====== Entries shown

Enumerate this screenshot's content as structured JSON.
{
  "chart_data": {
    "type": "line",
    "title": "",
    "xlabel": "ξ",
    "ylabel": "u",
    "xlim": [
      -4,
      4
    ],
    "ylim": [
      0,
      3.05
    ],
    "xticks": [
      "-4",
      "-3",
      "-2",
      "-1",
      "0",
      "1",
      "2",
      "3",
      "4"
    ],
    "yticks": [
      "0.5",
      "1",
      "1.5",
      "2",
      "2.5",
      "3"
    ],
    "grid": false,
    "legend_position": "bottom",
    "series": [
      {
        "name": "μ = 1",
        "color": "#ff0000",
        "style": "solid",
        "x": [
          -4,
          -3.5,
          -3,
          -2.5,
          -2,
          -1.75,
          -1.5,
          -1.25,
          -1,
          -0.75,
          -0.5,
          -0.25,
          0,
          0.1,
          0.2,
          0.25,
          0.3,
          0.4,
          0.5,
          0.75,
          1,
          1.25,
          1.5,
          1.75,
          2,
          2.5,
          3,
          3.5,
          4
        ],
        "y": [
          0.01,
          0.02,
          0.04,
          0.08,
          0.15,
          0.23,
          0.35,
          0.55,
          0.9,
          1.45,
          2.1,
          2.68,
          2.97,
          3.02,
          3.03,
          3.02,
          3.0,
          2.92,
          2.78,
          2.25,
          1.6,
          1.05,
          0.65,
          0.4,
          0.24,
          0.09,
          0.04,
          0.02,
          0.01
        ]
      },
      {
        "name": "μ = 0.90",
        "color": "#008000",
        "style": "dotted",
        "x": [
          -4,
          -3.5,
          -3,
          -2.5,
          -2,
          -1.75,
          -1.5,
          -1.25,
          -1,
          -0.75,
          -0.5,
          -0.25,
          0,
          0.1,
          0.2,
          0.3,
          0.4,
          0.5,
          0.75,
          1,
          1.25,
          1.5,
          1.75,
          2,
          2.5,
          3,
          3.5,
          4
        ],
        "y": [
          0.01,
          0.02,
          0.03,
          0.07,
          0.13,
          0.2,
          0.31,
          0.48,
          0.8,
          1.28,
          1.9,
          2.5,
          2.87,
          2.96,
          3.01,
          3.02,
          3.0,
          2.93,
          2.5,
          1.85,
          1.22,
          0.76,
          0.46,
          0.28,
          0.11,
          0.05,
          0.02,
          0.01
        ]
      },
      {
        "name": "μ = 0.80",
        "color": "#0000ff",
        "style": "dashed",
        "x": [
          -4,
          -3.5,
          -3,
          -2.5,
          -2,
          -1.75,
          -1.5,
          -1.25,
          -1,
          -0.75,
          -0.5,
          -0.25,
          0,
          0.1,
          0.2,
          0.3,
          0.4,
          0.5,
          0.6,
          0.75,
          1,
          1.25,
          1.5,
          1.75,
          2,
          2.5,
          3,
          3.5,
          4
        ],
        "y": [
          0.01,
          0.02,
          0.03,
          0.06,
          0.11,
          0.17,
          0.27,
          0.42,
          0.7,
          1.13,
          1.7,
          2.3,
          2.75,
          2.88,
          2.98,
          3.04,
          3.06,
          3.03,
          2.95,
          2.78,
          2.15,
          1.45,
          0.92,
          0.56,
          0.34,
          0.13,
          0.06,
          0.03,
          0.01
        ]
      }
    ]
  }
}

============

• **Work instructions**: Examine the entries and report how many of their lines contain the string "style", giving no more than the number.

• **Full output**: 3